>>
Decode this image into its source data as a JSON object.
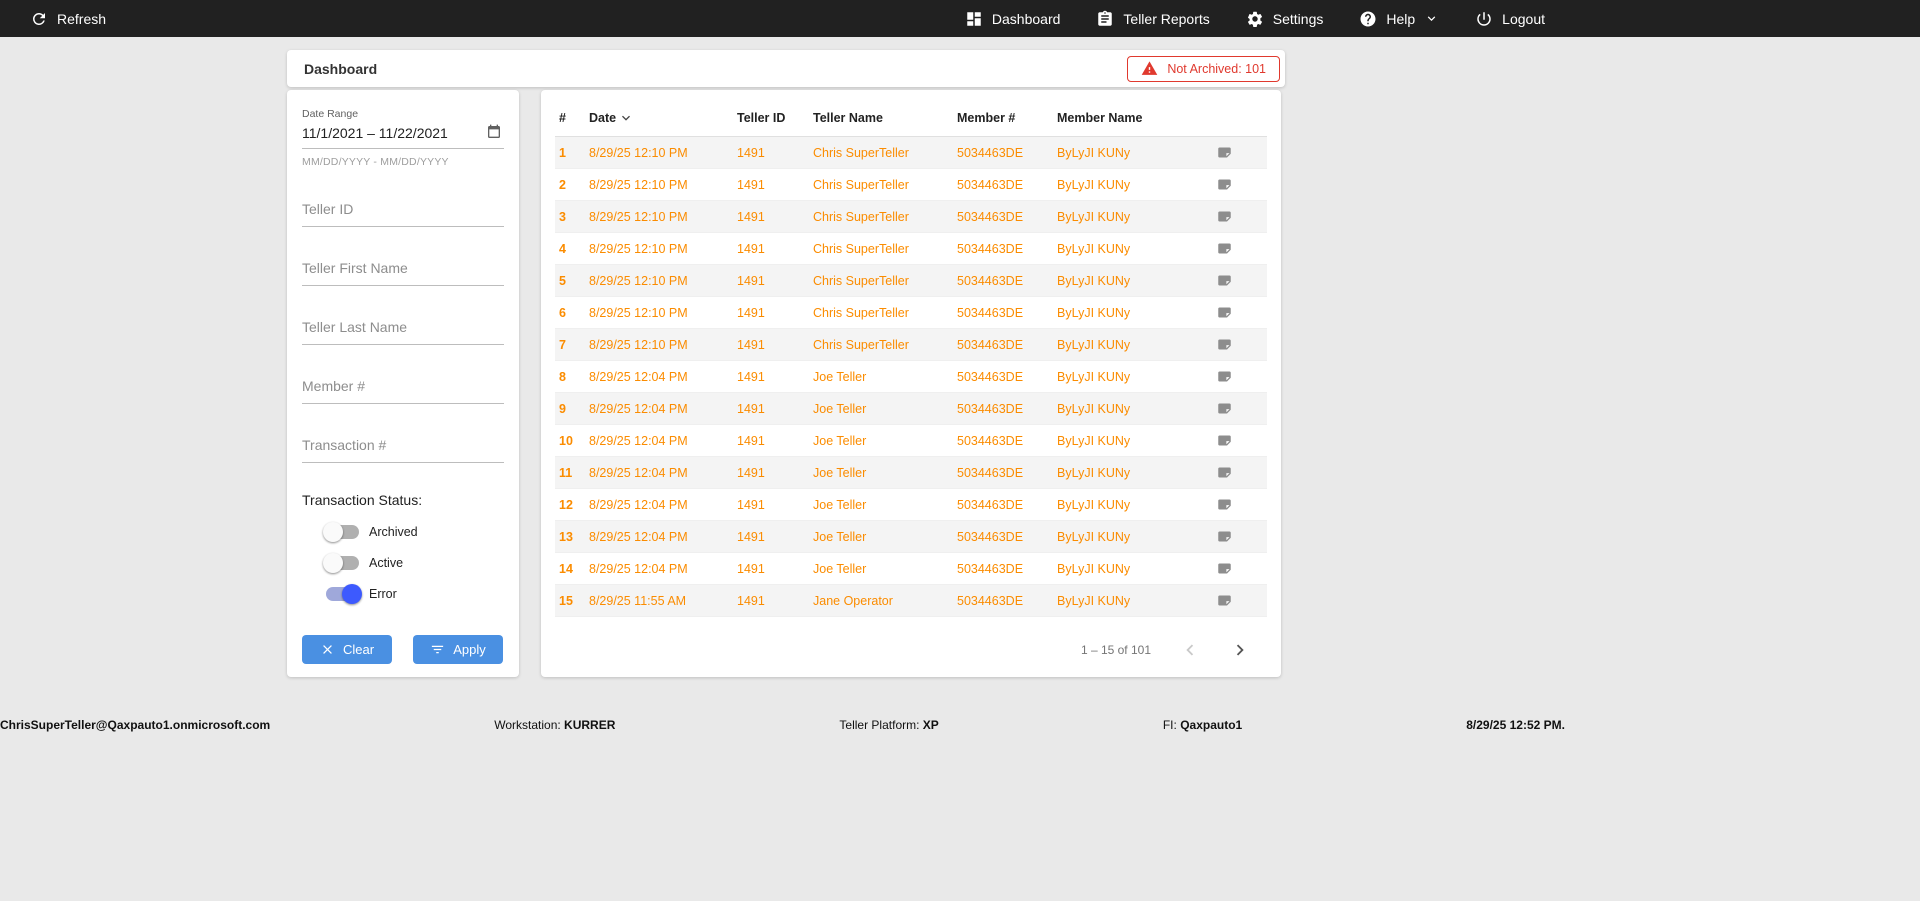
{
  "colors": {
    "topbar-bg": "#212121",
    "accent": "#4a90e2",
    "orange": "#fb8c00",
    "red": "#e0392e",
    "toggle-on-track": "#9fa8da",
    "toggle-on-thumb": "#3d5afe"
  },
  "topbar": {
    "refresh_label": "Refresh",
    "refresh_icon": "refresh-icon",
    "nav": [
      {
        "label": "Dashboard",
        "icon": "dashboard-icon"
      },
      {
        "label": "Teller Reports",
        "icon": "clipboard-icon"
      },
      {
        "label": "Settings",
        "icon": "gear-icon"
      },
      {
        "label": "Help",
        "icon": "help-icon",
        "has_dropdown": true
      },
      {
        "label": "Logout",
        "icon": "power-icon"
      }
    ]
  },
  "header": {
    "title": "Dashboard",
    "badge": {
      "label": "Not Archived: 101",
      "icon": "warning-icon"
    }
  },
  "filters": {
    "date_range": {
      "label": "Date Range",
      "value": "11/1/2021 – 11/22/2021",
      "hint": "MM/DD/YYYY - MM/DD/YYYY",
      "icon": "calendar-icon"
    },
    "fields": [
      {
        "placeholder": "Teller ID"
      },
      {
        "placeholder": "Teller First Name"
      },
      {
        "placeholder": "Teller Last Name"
      },
      {
        "placeholder": "Member #"
      },
      {
        "placeholder": "Transaction #"
      }
    ],
    "status": {
      "label": "Transaction Status:",
      "toggles": [
        {
          "label": "Archived",
          "on": false
        },
        {
          "label": "Active",
          "on": false
        },
        {
          "label": "Error",
          "on": true
        }
      ]
    },
    "clear_label": "Clear",
    "apply_label": "Apply"
  },
  "table": {
    "columns": [
      "#",
      "Date",
      "Teller ID",
      "Teller Name",
      "Member #",
      "Member Name"
    ],
    "sort_column": "Date",
    "rows": [
      {
        "num": "1",
        "date": "8/29/25 12:10 PM",
        "teller_id": "1491",
        "teller_name": "Chris SuperTeller",
        "member": "5034463DE",
        "member_name": "ByLyJI KUNy"
      },
      {
        "num": "2",
        "date": "8/29/25 12:10 PM",
        "teller_id": "1491",
        "teller_name": "Chris SuperTeller",
        "member": "5034463DE",
        "member_name": "ByLyJI KUNy"
      },
      {
        "num": "3",
        "date": "8/29/25 12:10 PM",
        "teller_id": "1491",
        "teller_name": "Chris SuperTeller",
        "member": "5034463DE",
        "member_name": "ByLyJI KUNy"
      },
      {
        "num": "4",
        "date": "8/29/25 12:10 PM",
        "teller_id": "1491",
        "teller_name": "Chris SuperTeller",
        "member": "5034463DE",
        "member_name": "ByLyJI KUNy"
      },
      {
        "num": "5",
        "date": "8/29/25 12:10 PM",
        "teller_id": "1491",
        "teller_name": "Chris SuperTeller",
        "member": "5034463DE",
        "member_name": "ByLyJI KUNy"
      },
      {
        "num": "6",
        "date": "8/29/25 12:10 PM",
        "teller_id": "1491",
        "teller_name": "Chris SuperTeller",
        "member": "5034463DE",
        "member_name": "ByLyJI KUNy"
      },
      {
        "num": "7",
        "date": "8/29/25 12:10 PM",
        "teller_id": "1491",
        "teller_name": "Chris SuperTeller",
        "member": "5034463DE",
        "member_name": "ByLyJI KUNy"
      },
      {
        "num": "8",
        "date": "8/29/25 12:04 PM",
        "teller_id": "1491",
        "teller_name": "Joe Teller",
        "member": "5034463DE",
        "member_name": "ByLyJI KUNy"
      },
      {
        "num": "9",
        "date": "8/29/25 12:04 PM",
        "teller_id": "1491",
        "teller_name": "Joe Teller",
        "member": "5034463DE",
        "member_name": "ByLyJI KUNy"
      },
      {
        "num": "10",
        "date": "8/29/25 12:04 PM",
        "teller_id": "1491",
        "teller_name": "Joe Teller",
        "member": "5034463DE",
        "member_name": "ByLyJI KUNy"
      },
      {
        "num": "11",
        "date": "8/29/25 12:04 PM",
        "teller_id": "1491",
        "teller_name": "Joe Teller",
        "member": "5034463DE",
        "member_name": "ByLyJI KUNy"
      },
      {
        "num": "12",
        "date": "8/29/25 12:04 PM",
        "teller_id": "1491",
        "teller_name": "Joe Teller",
        "member": "5034463DE",
        "member_name": "ByLyJI KUNy"
      },
      {
        "num": "13",
        "date": "8/29/25 12:04 PM",
        "teller_id": "1491",
        "teller_name": "Joe Teller",
        "member": "5034463DE",
        "member_name": "ByLyJI KUNy"
      },
      {
        "num": "14",
        "date": "8/29/25 12:04 PM",
        "teller_id": "1491",
        "teller_name": "Joe Teller",
        "member": "5034463DE",
        "member_name": "ByLyJI KUNy"
      },
      {
        "num": "15",
        "date": "8/29/25 11:55 AM",
        "teller_id": "1491",
        "teller_name": "Jane Operator",
        "member": "5034463DE",
        "member_name": "ByLyJI KUNy"
      }
    ],
    "row_note_icon": "note-icon",
    "pagination": {
      "range": "1 – 15 of 101"
    }
  },
  "statusbar": {
    "user": "ChrisSuperTeller@Qaxpauto1.onmicrosoft.com",
    "workstation": {
      "label": "Workstation:",
      "value": "KURRER"
    },
    "platform": {
      "label": "Teller Platform:",
      "value": "XP"
    },
    "fi": {
      "label": "FI:",
      "value": "Qaxpauto1"
    },
    "timestamp": "8/29/25 12:52 PM."
  }
}
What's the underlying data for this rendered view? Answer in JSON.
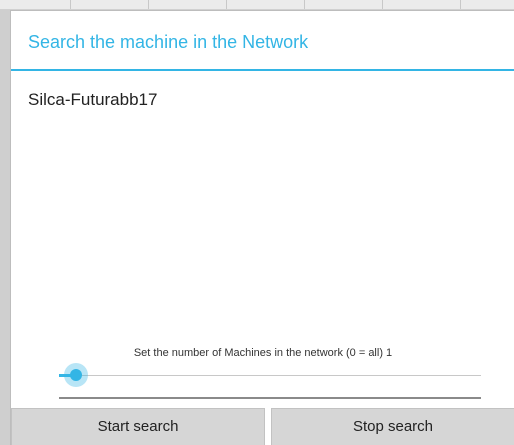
{
  "dialog": {
    "title": "Search the machine in the Network"
  },
  "machines": {
    "items": [
      "Silca-Futurabb17"
    ]
  },
  "slider": {
    "label": "Set the number of Machines in the network (0 = all) 1",
    "value": 1,
    "fraction": 0.03
  },
  "buttons": {
    "start": "Start search",
    "stop": "Stop search"
  },
  "colors": {
    "accent": "#33b5e5",
    "background": "#ffffff",
    "button": "#d6d6d6"
  }
}
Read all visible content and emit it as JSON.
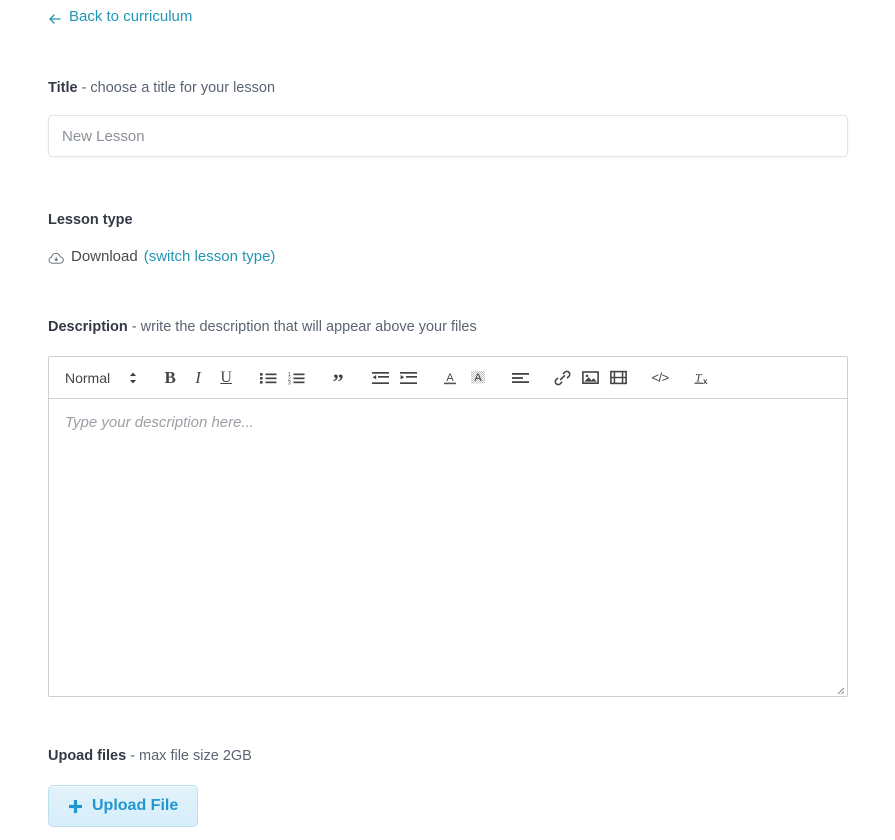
{
  "back": {
    "label": "Back to curriculum",
    "icon": "arrow-left-icon",
    "color": "#2196b5"
  },
  "title_field": {
    "label_strong": "Title",
    "label_rest": " - choose a title for your lesson",
    "value": "",
    "placeholder": "New Lesson"
  },
  "lesson_type": {
    "label": "Lesson type",
    "icon": "cloud-download-icon",
    "value": "Download",
    "switch_link": "(switch lesson type)"
  },
  "description": {
    "label_strong": "Description",
    "label_rest": " - write the description that will appear above your files",
    "placeholder": "Type your description here...",
    "content": "",
    "toolbar": {
      "format_picker": {
        "value": "Normal",
        "icon": "stepper-updown-icon"
      },
      "buttons": [
        {
          "name": "bold-button",
          "label": "B"
        },
        {
          "name": "italic-button",
          "label": "I"
        },
        {
          "name": "underline-button",
          "label": "U"
        },
        {
          "name": "bullet-list-button",
          "label": ""
        },
        {
          "name": "numbered-list-button",
          "label": ""
        },
        {
          "name": "blockquote-button",
          "label": "”"
        },
        {
          "name": "outdent-button",
          "label": ""
        },
        {
          "name": "indent-button",
          "label": ""
        },
        {
          "name": "text-color-button",
          "label": "A"
        },
        {
          "name": "background-color-button",
          "label": "A"
        },
        {
          "name": "align-button",
          "label": ""
        },
        {
          "name": "link-button",
          "label": ""
        },
        {
          "name": "image-button",
          "label": ""
        },
        {
          "name": "video-button",
          "label": ""
        },
        {
          "name": "code-block-button",
          "label": "</>"
        },
        {
          "name": "clear-formatting-button",
          "label": "Tx"
        }
      ]
    }
  },
  "upload": {
    "label_strong": "Upoad files",
    "label_rest": " - max file size 2GB",
    "button_label": "Upload File",
    "button_icon": "plus-icon",
    "accent_color": "#2196cf"
  }
}
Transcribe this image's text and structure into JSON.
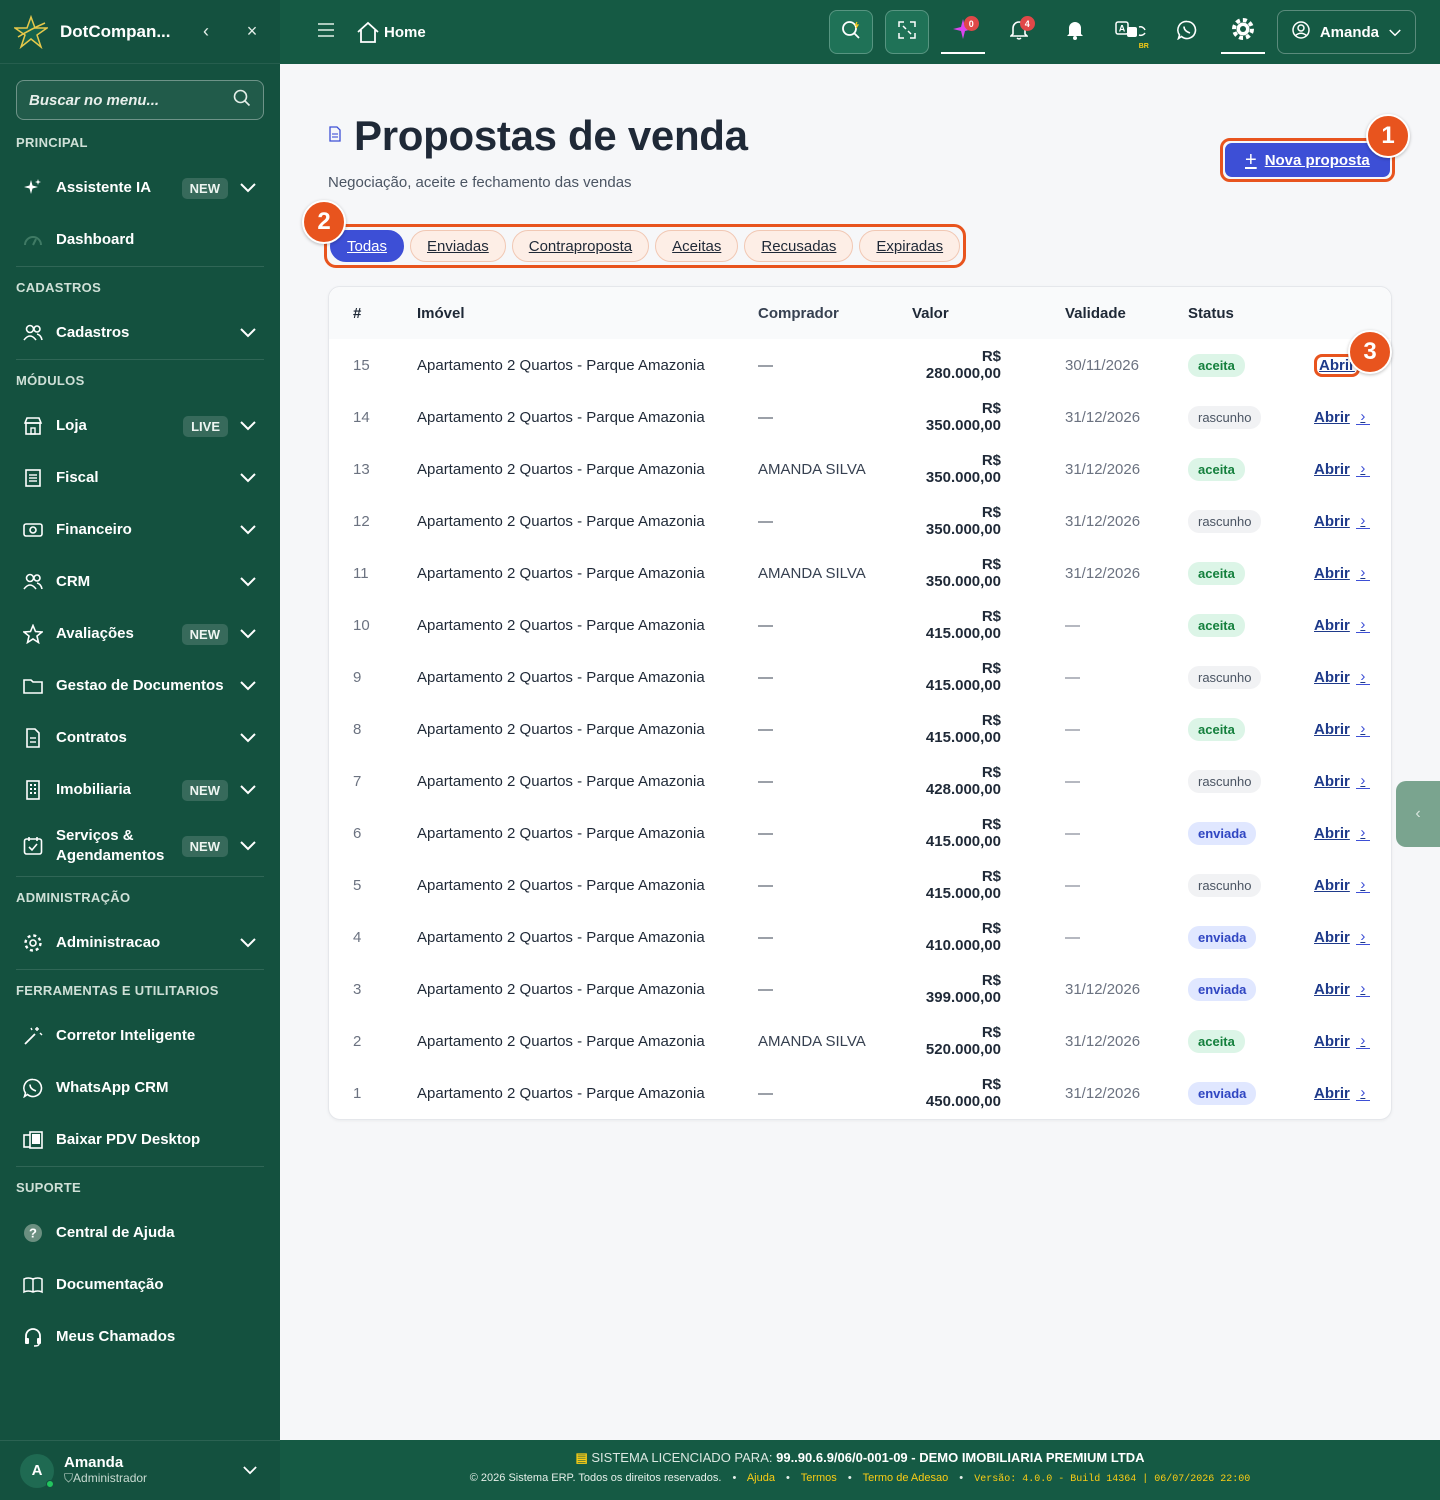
<<
Work to do
Report the number of lines in the listing that include the string "files"; give nothing but the number.

Task response
2